▶ _Exercise requirements_: In the data, extract each line that holds the string "Taupunkt".

[Start Extracted records]

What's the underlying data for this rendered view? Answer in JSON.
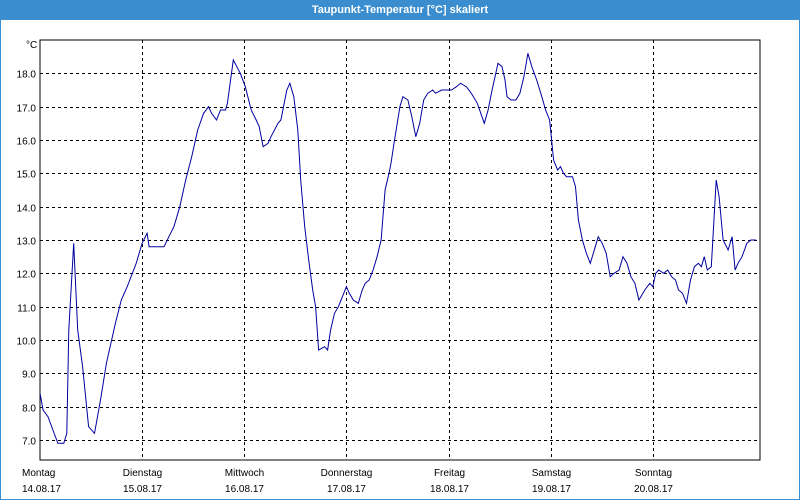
{
  "window": {
    "title": "Taupunkt-Temperatur [°C] skaliert"
  },
  "colors": {
    "titlebar": "#3a8ed0",
    "series": "#0000a0",
    "grid": "#000000"
  },
  "chart_data": {
    "type": "line",
    "title": "Taupunkt-Temperatur [°C] skaliert",
    "ylabel": "°C",
    "ylim": [
      6.4,
      19.0
    ],
    "y_ticks": [
      7.0,
      8.0,
      9.0,
      10.0,
      11.0,
      12.0,
      13.0,
      14.0,
      15.0,
      16.0,
      17.0,
      18.0
    ],
    "xlim": [
      0,
      7.05
    ],
    "grid": true,
    "x_ticks": [
      {
        "x": 0,
        "day": "Montag",
        "date": "14.08.17"
      },
      {
        "x": 1,
        "day": "Dienstag",
        "date": "15.08.17"
      },
      {
        "x": 2,
        "day": "Mittwoch",
        "date": "16.08.17"
      },
      {
        "x": 3,
        "day": "Donnerstag",
        "date": "17.08.17"
      },
      {
        "x": 4,
        "day": "Freitag",
        "date": "18.08.17"
      },
      {
        "x": 5,
        "day": "Samstag",
        "date": "19.08.17"
      },
      {
        "x": 6,
        "day": "Sonntag",
        "date": "20.08.17"
      }
    ],
    "series": [
      {
        "points": [
          [
            0.0,
            8.4
          ],
          [
            0.03,
            7.9
          ],
          [
            0.078,
            7.7
          ],
          [
            0.126,
            7.3
          ],
          [
            0.175,
            6.9
          ],
          [
            0.233,
            6.9
          ],
          [
            0.262,
            7.2
          ],
          [
            0.282,
            10.3
          ],
          [
            0.33,
            12.9
          ],
          [
            0.369,
            10.3
          ],
          [
            0.417,
            9.2
          ],
          [
            0.476,
            7.4
          ],
          [
            0.534,
            7.2
          ],
          [
            0.592,
            8.2
          ],
          [
            0.65,
            9.3
          ],
          [
            0.738,
            10.5
          ],
          [
            0.796,
            11.2
          ],
          [
            0.854,
            11.6
          ],
          [
            0.942,
            12.3
          ],
          [
            1.0,
            12.9
          ],
          [
            1.049,
            13.2
          ],
          [
            1.068,
            12.8
          ],
          [
            1.117,
            12.8
          ],
          [
            1.175,
            12.8
          ],
          [
            1.214,
            12.8
          ],
          [
            1.262,
            13.1
          ],
          [
            1.311,
            13.4
          ],
          [
            1.369,
            14.0
          ],
          [
            1.427,
            14.8
          ],
          [
            1.485,
            15.5
          ],
          [
            1.544,
            16.3
          ],
          [
            1.602,
            16.8
          ],
          [
            1.65,
            17.0
          ],
          [
            1.68,
            16.8
          ],
          [
            1.728,
            16.6
          ],
          [
            1.767,
            16.9
          ],
          [
            1.816,
            16.9
          ],
          [
            1.835,
            17.1
          ],
          [
            1.893,
            18.4
          ],
          [
            1.961,
            18.0
          ],
          [
            2.01,
            17.6
          ],
          [
            2.068,
            16.9
          ],
          [
            2.117,
            16.6
          ],
          [
            2.146,
            16.4
          ],
          [
            2.185,
            15.8
          ],
          [
            2.233,
            15.9
          ],
          [
            2.262,
            16.1
          ],
          [
            2.33,
            16.5
          ],
          [
            2.359,
            16.6
          ],
          [
            2.417,
            17.5
          ],
          [
            2.447,
            17.7
          ],
          [
            2.485,
            17.3
          ],
          [
            2.524,
            16.3
          ],
          [
            2.553,
            14.8
          ],
          [
            2.592,
            13.4
          ],
          [
            2.631,
            12.4
          ],
          [
            2.67,
            11.5
          ],
          [
            2.699,
            11.0
          ],
          [
            2.728,
            9.7
          ],
          [
            2.786,
            9.8
          ],
          [
            2.816,
            9.7
          ],
          [
            2.845,
            10.3
          ],
          [
            2.884,
            10.8
          ],
          [
            2.922,
            11.0
          ],
          [
            2.961,
            11.3
          ],
          [
            3.0,
            11.6
          ],
          [
            3.029,
            11.4
          ],
          [
            3.068,
            11.2
          ],
          [
            3.117,
            11.1
          ],
          [
            3.155,
            11.5
          ],
          [
            3.184,
            11.7
          ],
          [
            3.223,
            11.8
          ],
          [
            3.262,
            12.1
          ],
          [
            3.301,
            12.5
          ],
          [
            3.34,
            13.0
          ],
          [
            3.379,
            14.5
          ],
          [
            3.417,
            15.0
          ],
          [
            3.437,
            15.3
          ],
          [
            3.466,
            15.9
          ],
          [
            3.524,
            17.0
          ],
          [
            3.553,
            17.3
          ],
          [
            3.602,
            17.2
          ],
          [
            3.641,
            16.7
          ],
          [
            3.68,
            16.1
          ],
          [
            3.718,
            16.5
          ],
          [
            3.757,
            17.2
          ],
          [
            3.796,
            17.4
          ],
          [
            3.845,
            17.5
          ],
          [
            3.874,
            17.4
          ],
          [
            3.932,
            17.5
          ],
          [
            4.029,
            17.5
          ],
          [
            4.078,
            17.6
          ],
          [
            4.117,
            17.7
          ],
          [
            4.175,
            17.6
          ],
          [
            4.223,
            17.4
          ],
          [
            4.282,
            17.1
          ],
          [
            4.35,
            16.5
          ],
          [
            4.388,
            16.9
          ],
          [
            4.427,
            17.5
          ],
          [
            4.485,
            18.3
          ],
          [
            4.524,
            18.2
          ],
          [
            4.553,
            17.8
          ],
          [
            4.573,
            17.3
          ],
          [
            4.612,
            17.2
          ],
          [
            4.66,
            17.2
          ],
          [
            4.699,
            17.4
          ],
          [
            4.738,
            17.9
          ],
          [
            4.777,
            18.6
          ],
          [
            4.816,
            18.2
          ],
          [
            4.864,
            17.8
          ],
          [
            4.913,
            17.3
          ],
          [
            4.951,
            16.9
          ],
          [
            4.99,
            16.6
          ],
          [
            5.029,
            15.4
          ],
          [
            5.068,
            15.1
          ],
          [
            5.097,
            15.2
          ],
          [
            5.126,
            15.0
          ],
          [
            5.155,
            14.9
          ],
          [
            5.214,
            14.9
          ],
          [
            5.243,
            14.6
          ],
          [
            5.272,
            13.6
          ],
          [
            5.311,
            13.0
          ],
          [
            5.35,
            12.6
          ],
          [
            5.388,
            12.3
          ],
          [
            5.437,
            12.8
          ],
          [
            5.466,
            13.1
          ],
          [
            5.505,
            12.9
          ],
          [
            5.544,
            12.6
          ],
          [
            5.583,
            11.9
          ],
          [
            5.621,
            12.0
          ],
          [
            5.67,
            12.1
          ],
          [
            5.709,
            12.5
          ],
          [
            5.748,
            12.3
          ],
          [
            5.786,
            11.9
          ],
          [
            5.825,
            11.7
          ],
          [
            5.864,
            11.2
          ],
          [
            5.922,
            11.5
          ],
          [
            5.971,
            11.7
          ],
          [
            6.0,
            11.6
          ],
          [
            6.029,
            12.0
          ],
          [
            6.058,
            12.1
          ],
          [
            6.107,
            12.0
          ],
          [
            6.146,
            12.1
          ],
          [
            6.184,
            11.9
          ],
          [
            6.223,
            11.8
          ],
          [
            6.252,
            11.5
          ],
          [
            6.291,
            11.4
          ],
          [
            6.33,
            11.1
          ],
          [
            6.369,
            11.8
          ],
          [
            6.408,
            12.2
          ],
          [
            6.447,
            12.3
          ],
          [
            6.476,
            12.2
          ],
          [
            6.505,
            12.5
          ],
          [
            6.534,
            12.1
          ],
          [
            6.573,
            12.2
          ],
          [
            6.592,
            13.2
          ],
          [
            6.621,
            14.8
          ],
          [
            6.65,
            14.3
          ],
          [
            6.689,
            13.0
          ],
          [
            6.738,
            12.7
          ],
          [
            6.777,
            13.1
          ],
          [
            6.806,
            12.1
          ],
          [
            6.835,
            12.3
          ],
          [
            6.874,
            12.5
          ],
          [
            6.922,
            12.9
          ],
          [
            6.961,
            13.0
          ],
          [
            7.0,
            13.0
          ],
          [
            7.01,
            13.0
          ]
        ]
      }
    ]
  }
}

[End Extracted records]

▶ _Exercise output_:
    "title": "Taupunkt-Temperatur [°C] skaliert"
    "title": "Taupunkt-Temperatur [°C] skaliert",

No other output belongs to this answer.